> **What is being asked**
Write out every line below that includes the word "wave".

> **Provided data**

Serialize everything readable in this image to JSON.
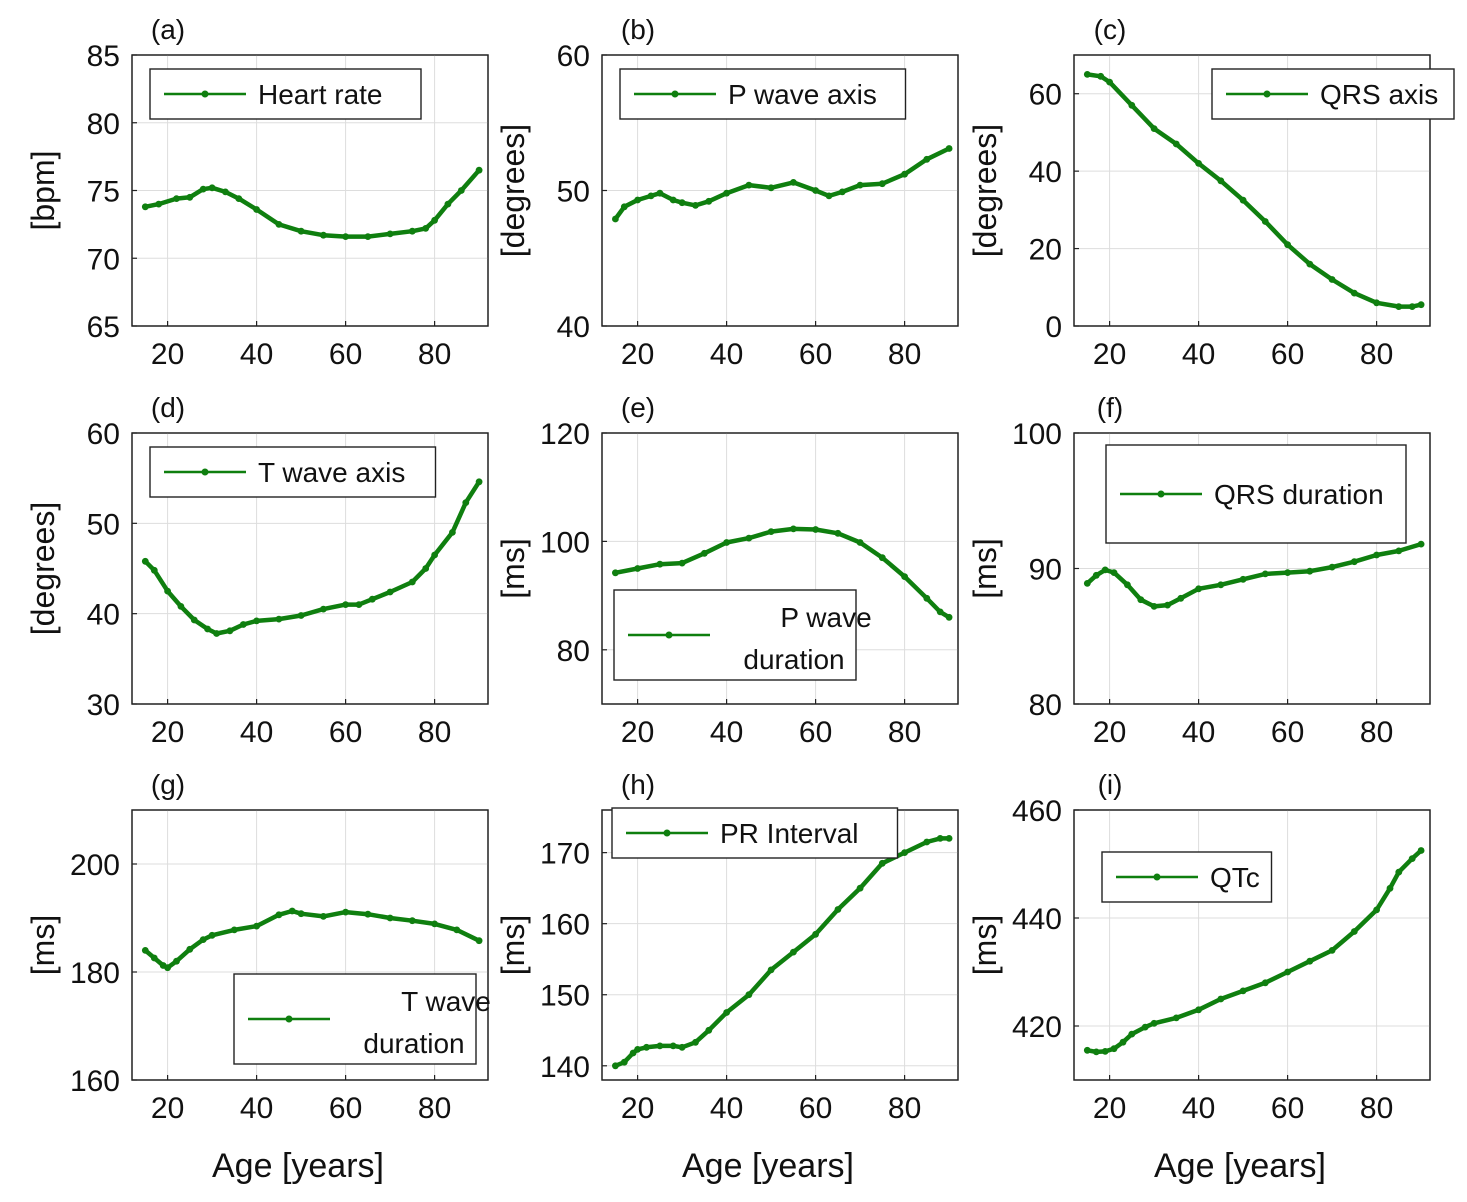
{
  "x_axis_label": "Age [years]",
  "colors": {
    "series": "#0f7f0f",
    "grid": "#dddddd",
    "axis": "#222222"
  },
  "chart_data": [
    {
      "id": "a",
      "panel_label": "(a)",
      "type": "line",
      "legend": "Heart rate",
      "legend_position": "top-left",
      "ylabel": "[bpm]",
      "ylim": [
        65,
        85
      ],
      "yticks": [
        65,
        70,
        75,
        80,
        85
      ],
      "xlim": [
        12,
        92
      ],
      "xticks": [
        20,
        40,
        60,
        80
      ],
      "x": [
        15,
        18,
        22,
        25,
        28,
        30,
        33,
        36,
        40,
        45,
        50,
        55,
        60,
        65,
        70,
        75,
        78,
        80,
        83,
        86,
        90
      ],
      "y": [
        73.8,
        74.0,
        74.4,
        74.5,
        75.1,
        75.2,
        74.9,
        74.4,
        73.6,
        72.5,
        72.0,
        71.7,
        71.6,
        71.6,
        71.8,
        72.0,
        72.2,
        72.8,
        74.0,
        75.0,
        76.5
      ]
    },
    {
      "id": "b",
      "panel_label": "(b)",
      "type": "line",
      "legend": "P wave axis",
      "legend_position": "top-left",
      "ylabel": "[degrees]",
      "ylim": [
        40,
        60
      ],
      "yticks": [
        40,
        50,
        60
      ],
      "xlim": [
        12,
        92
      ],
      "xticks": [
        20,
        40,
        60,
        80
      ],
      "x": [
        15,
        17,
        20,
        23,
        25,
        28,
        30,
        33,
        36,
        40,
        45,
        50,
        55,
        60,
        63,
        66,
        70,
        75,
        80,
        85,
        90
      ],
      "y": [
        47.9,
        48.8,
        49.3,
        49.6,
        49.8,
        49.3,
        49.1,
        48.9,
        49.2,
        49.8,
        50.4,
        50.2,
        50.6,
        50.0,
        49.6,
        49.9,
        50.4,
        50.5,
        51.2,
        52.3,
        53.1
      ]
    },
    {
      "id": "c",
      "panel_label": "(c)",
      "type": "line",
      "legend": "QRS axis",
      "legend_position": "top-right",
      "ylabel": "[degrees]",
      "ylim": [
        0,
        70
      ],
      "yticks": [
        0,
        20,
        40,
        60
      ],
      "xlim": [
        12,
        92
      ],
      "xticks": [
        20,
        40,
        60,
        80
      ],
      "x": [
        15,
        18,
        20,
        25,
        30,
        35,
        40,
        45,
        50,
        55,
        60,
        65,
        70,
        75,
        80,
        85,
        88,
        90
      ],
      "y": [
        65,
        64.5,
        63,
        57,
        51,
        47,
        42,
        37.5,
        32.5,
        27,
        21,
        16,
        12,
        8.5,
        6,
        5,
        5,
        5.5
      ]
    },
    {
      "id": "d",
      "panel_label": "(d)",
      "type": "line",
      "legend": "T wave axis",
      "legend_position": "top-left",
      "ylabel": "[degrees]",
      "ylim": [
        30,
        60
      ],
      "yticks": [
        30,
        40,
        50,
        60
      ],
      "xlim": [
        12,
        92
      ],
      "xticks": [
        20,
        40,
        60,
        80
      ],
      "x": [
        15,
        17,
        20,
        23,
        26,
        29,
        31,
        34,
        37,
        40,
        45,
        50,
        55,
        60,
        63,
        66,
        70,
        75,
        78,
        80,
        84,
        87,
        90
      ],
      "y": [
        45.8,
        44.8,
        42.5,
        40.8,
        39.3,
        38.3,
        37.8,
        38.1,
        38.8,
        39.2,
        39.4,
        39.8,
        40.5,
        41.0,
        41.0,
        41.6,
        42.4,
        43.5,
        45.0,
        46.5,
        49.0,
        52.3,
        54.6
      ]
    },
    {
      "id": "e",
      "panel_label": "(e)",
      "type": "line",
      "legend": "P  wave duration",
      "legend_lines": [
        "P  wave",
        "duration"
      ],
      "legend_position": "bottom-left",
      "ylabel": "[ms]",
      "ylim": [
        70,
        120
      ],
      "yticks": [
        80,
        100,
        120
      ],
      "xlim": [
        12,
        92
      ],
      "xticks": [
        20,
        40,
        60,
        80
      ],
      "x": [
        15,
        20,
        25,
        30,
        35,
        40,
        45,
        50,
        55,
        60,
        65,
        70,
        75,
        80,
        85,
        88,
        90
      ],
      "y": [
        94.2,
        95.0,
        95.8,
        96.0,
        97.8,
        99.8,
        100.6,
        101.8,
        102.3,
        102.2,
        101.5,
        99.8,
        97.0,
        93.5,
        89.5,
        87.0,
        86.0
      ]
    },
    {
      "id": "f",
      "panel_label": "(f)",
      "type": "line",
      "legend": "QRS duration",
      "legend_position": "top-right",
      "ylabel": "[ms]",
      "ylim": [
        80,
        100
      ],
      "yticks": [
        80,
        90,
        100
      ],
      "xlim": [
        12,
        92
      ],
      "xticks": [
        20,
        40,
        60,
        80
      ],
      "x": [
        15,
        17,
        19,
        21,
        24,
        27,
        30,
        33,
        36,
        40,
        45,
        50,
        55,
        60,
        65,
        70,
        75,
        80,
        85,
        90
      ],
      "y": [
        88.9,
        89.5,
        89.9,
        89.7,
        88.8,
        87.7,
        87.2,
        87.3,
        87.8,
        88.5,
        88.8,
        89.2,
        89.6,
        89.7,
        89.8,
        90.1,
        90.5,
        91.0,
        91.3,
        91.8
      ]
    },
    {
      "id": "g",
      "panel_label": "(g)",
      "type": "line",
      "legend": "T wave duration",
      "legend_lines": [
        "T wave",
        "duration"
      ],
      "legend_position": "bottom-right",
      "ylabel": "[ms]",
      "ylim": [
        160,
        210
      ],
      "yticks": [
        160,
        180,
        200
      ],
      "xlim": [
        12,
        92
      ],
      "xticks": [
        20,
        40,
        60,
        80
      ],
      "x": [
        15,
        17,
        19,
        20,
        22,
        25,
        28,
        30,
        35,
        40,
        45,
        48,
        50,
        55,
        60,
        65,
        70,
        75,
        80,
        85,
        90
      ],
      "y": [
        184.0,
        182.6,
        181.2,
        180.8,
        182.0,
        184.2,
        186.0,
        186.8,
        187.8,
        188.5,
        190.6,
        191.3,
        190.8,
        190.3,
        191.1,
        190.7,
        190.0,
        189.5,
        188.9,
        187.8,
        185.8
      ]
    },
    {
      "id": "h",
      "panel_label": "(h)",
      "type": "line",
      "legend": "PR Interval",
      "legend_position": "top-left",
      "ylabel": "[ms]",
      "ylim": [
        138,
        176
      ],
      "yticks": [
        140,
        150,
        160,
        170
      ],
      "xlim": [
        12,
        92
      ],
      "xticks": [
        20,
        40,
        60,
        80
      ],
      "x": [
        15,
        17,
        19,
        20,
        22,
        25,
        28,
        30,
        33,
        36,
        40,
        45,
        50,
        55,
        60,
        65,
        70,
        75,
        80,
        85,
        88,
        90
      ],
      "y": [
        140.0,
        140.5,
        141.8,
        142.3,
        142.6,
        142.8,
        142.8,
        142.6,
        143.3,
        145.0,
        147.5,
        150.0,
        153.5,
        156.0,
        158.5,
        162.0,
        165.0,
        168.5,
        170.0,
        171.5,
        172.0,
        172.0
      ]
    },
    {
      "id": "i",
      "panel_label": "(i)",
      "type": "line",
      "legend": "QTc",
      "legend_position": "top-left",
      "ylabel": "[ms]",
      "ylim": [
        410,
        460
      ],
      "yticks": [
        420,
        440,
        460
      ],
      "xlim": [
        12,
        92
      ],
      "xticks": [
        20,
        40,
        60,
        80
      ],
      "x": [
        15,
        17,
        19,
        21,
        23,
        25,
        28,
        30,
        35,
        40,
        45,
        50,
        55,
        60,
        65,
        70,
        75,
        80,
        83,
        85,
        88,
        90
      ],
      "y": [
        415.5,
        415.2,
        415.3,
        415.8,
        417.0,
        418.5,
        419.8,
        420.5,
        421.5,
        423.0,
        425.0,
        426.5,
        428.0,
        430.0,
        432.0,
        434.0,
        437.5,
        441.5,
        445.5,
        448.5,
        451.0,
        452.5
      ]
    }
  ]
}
==
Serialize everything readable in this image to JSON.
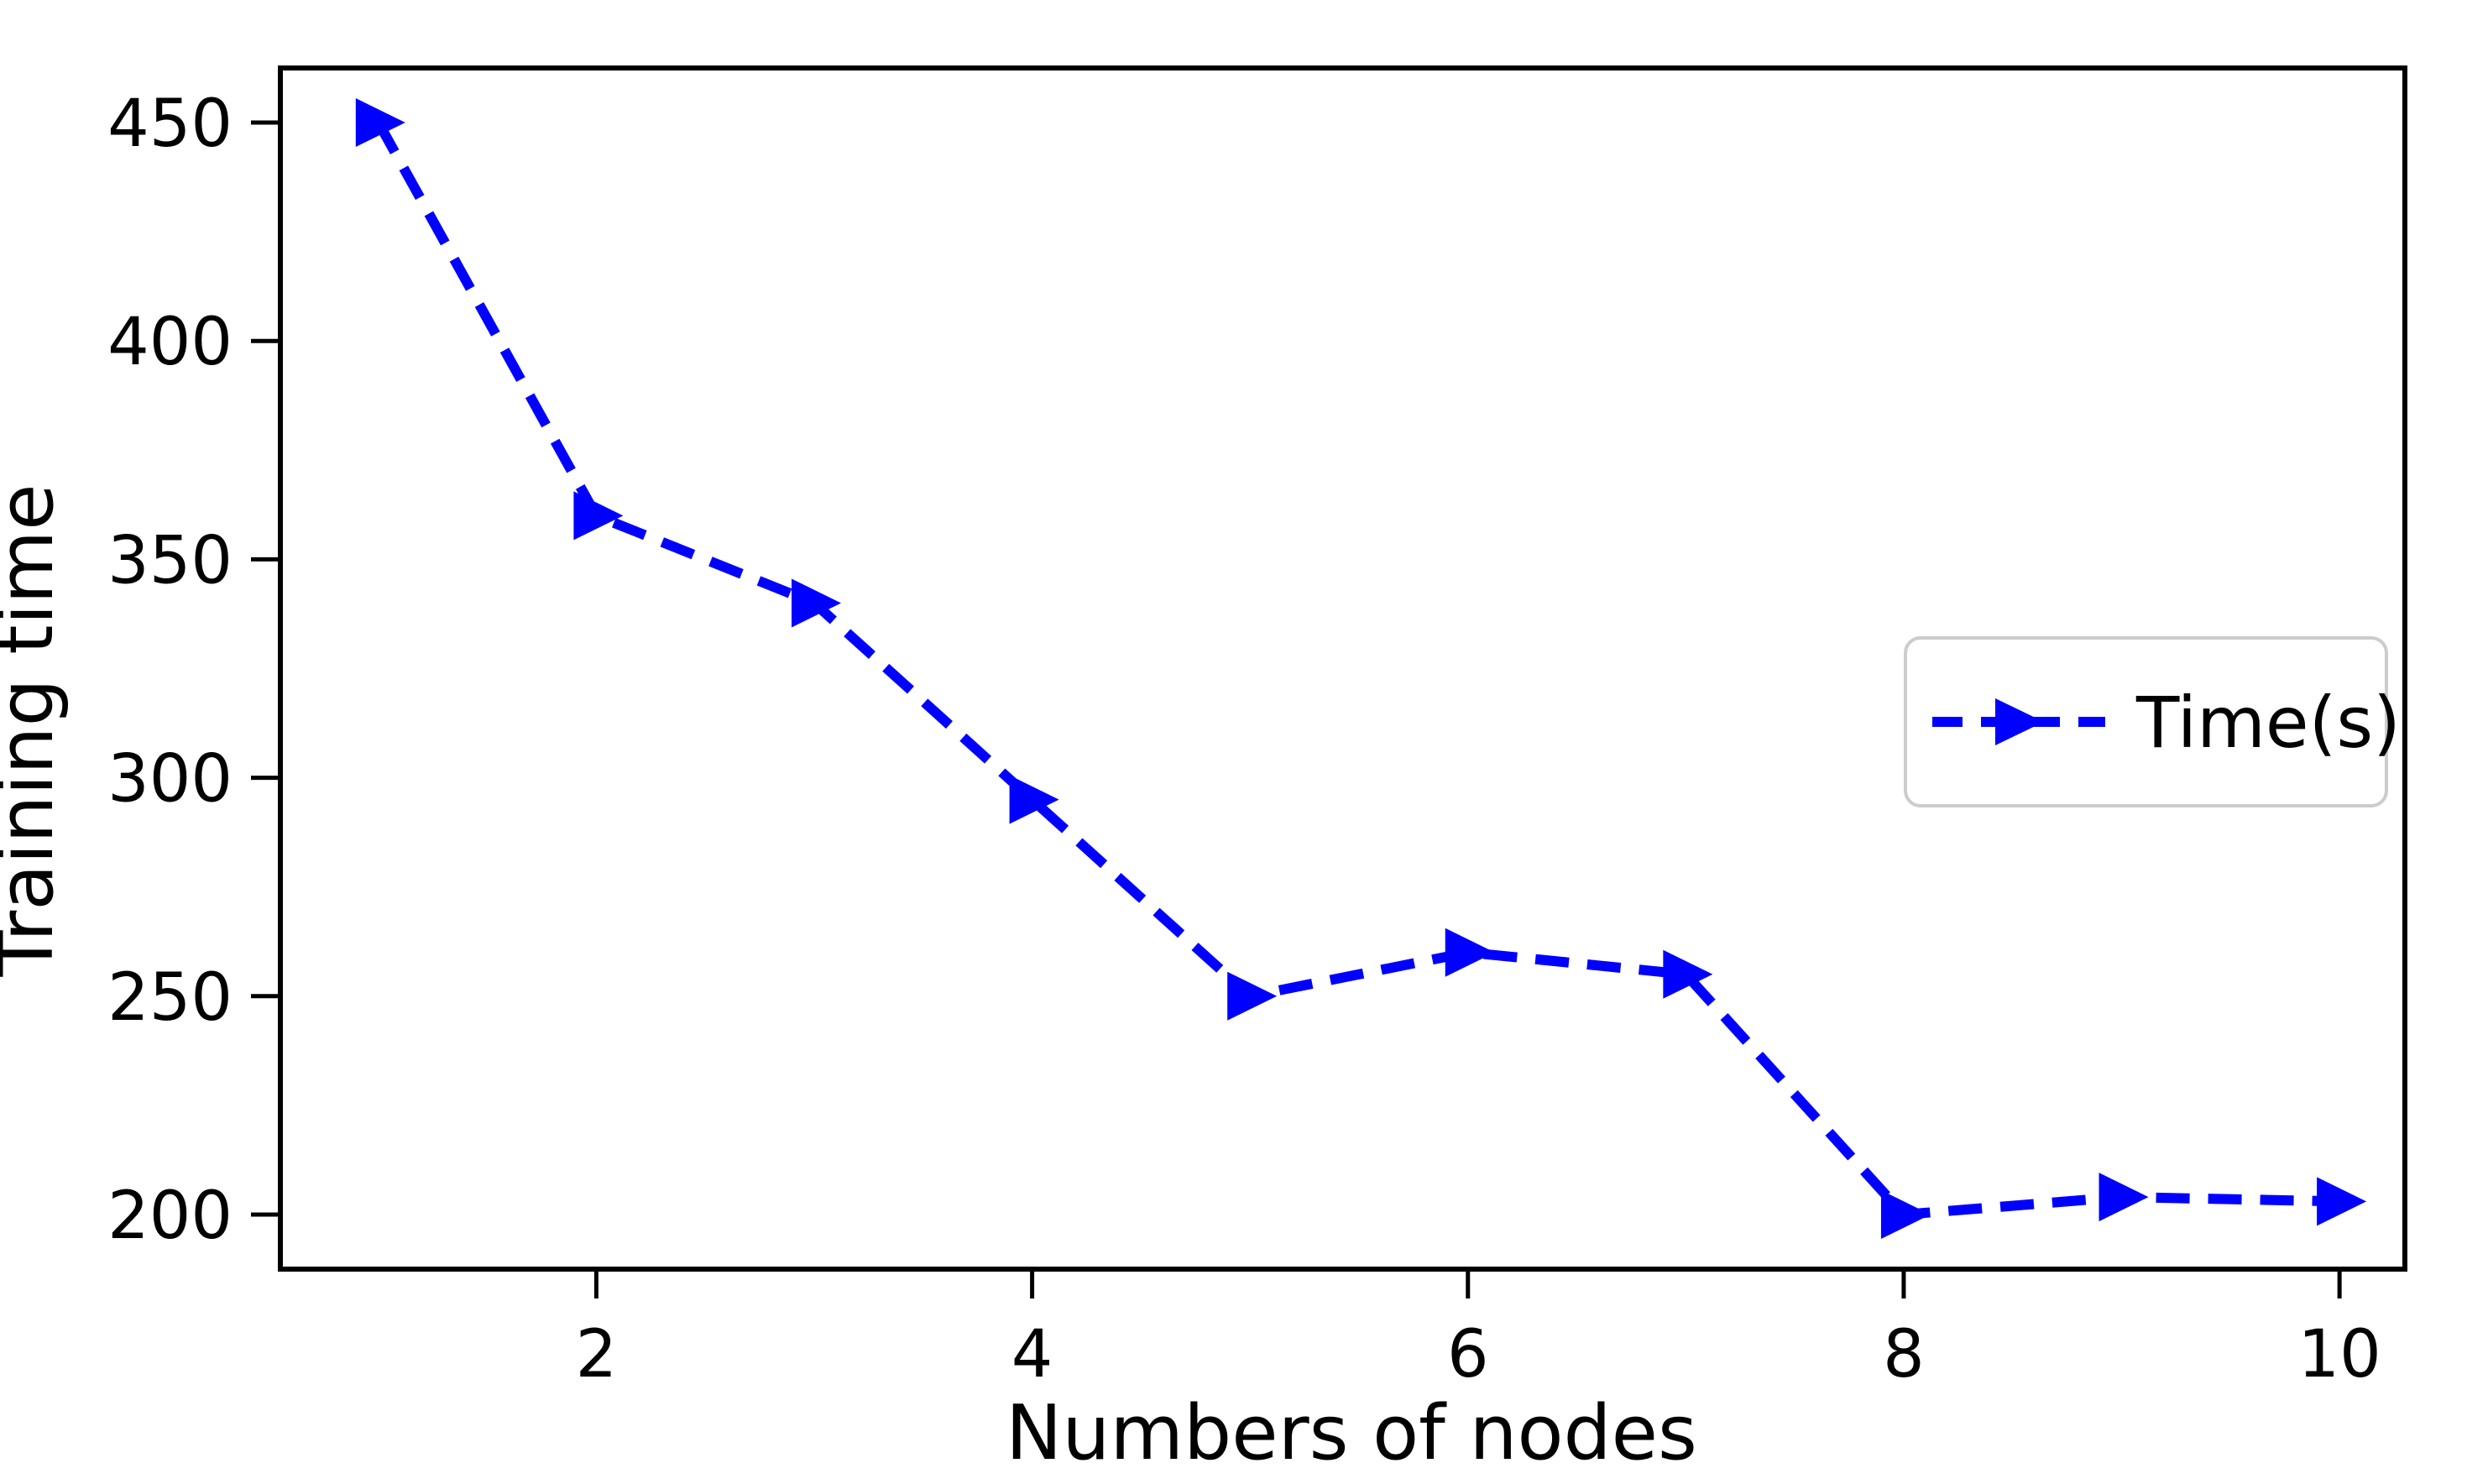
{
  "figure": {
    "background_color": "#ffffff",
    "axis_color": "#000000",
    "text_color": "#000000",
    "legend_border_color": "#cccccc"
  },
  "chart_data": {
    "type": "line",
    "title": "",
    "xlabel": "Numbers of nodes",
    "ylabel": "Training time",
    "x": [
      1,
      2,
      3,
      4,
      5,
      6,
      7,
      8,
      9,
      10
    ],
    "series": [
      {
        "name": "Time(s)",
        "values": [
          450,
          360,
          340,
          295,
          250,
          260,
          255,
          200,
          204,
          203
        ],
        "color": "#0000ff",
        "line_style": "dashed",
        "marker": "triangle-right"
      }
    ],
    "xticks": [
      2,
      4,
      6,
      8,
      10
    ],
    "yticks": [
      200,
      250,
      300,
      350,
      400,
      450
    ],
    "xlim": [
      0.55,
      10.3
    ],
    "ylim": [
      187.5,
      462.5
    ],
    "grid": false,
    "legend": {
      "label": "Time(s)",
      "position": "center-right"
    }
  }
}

> **The completed task**
      "legend": "P wave axis",
      "legend": "T wave axis",
      "legend": "P  wave duration",
        "P  wave",
      "legend": "T wave duration",
        "T wave",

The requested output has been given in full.